### [Work required]
Collect all lines below with the string "staged".
=== Input records ===
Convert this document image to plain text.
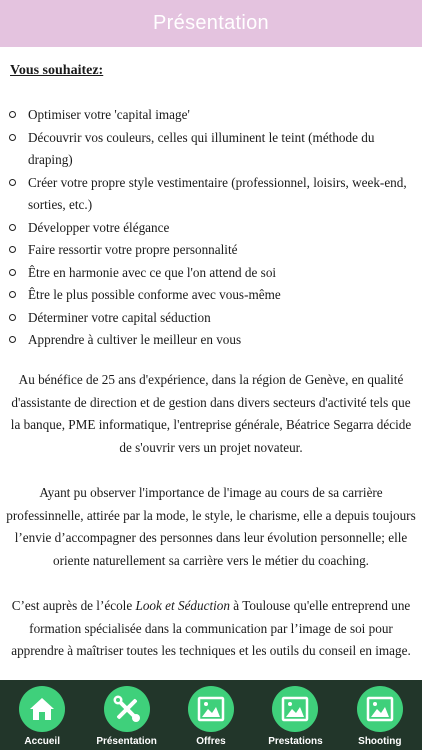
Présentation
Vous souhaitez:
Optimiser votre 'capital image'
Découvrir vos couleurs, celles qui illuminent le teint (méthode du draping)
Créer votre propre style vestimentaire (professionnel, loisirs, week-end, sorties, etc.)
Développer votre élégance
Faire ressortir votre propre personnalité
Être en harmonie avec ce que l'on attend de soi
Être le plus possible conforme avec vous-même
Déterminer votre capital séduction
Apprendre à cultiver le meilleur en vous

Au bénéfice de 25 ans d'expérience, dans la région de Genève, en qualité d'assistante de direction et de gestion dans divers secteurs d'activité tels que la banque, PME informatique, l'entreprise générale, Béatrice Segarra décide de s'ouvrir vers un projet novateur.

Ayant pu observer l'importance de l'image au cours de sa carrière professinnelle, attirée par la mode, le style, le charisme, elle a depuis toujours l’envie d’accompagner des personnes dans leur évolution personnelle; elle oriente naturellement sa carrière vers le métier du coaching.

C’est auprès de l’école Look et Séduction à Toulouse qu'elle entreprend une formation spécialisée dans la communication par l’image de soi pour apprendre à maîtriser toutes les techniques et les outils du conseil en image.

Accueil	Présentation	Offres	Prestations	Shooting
===
=== Input records ===
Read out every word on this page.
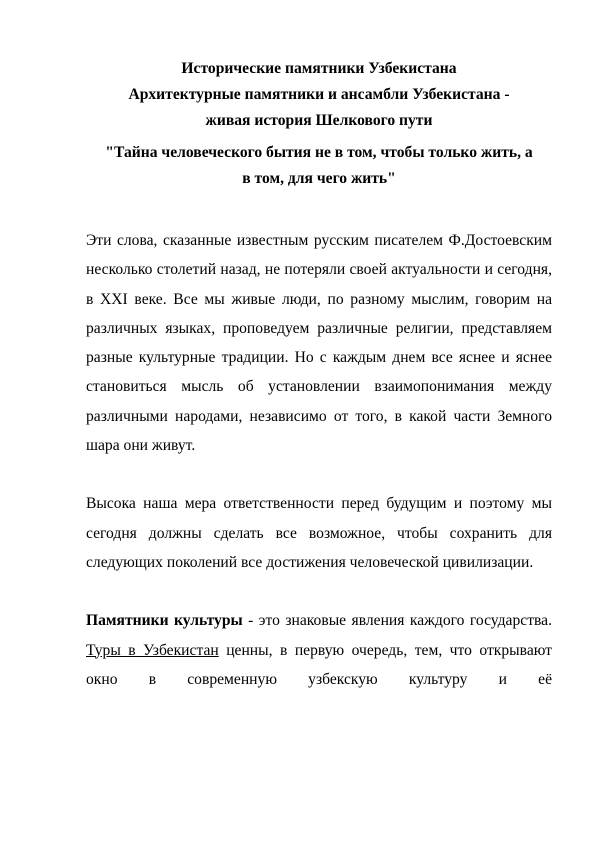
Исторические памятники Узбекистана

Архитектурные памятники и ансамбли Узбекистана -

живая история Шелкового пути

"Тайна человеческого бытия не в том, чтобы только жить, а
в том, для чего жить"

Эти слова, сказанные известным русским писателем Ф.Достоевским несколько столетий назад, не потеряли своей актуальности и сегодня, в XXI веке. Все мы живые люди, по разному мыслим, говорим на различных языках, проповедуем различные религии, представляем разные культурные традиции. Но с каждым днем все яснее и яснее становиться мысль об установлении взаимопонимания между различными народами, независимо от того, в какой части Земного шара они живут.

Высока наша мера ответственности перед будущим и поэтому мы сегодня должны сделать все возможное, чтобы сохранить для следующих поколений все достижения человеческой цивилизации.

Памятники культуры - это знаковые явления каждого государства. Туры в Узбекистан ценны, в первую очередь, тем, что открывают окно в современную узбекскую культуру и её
===
=== Input records ===
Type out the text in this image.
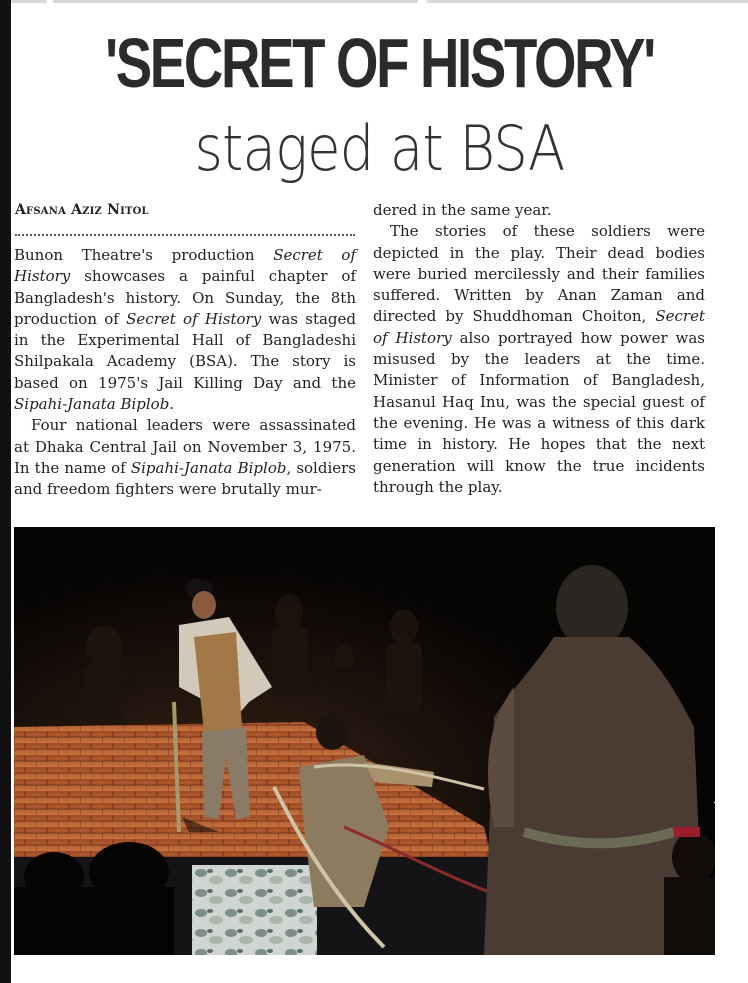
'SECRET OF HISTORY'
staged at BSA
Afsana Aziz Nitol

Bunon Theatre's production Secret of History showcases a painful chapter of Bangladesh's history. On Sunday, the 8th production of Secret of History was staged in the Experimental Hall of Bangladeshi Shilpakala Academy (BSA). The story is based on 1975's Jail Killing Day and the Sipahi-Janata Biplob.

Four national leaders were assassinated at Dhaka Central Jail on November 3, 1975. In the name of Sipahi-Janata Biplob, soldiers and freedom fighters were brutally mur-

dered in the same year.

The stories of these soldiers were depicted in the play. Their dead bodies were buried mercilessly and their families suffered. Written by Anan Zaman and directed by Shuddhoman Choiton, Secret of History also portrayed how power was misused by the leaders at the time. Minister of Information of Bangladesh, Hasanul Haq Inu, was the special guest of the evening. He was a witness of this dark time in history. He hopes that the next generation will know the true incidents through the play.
===
### [Correct output]
staged at BSA
Bunon Theatre's production Secret of History showcases a painful chapter of Bangladesh's history. On Sunday, the 8th production of Secret of History was staged in the Experimental Hall of Bangladeshi Shilpakala Academy (BSA). The story is based on 1975's Jail Killing Day and the Sipahi-Janata Biplob.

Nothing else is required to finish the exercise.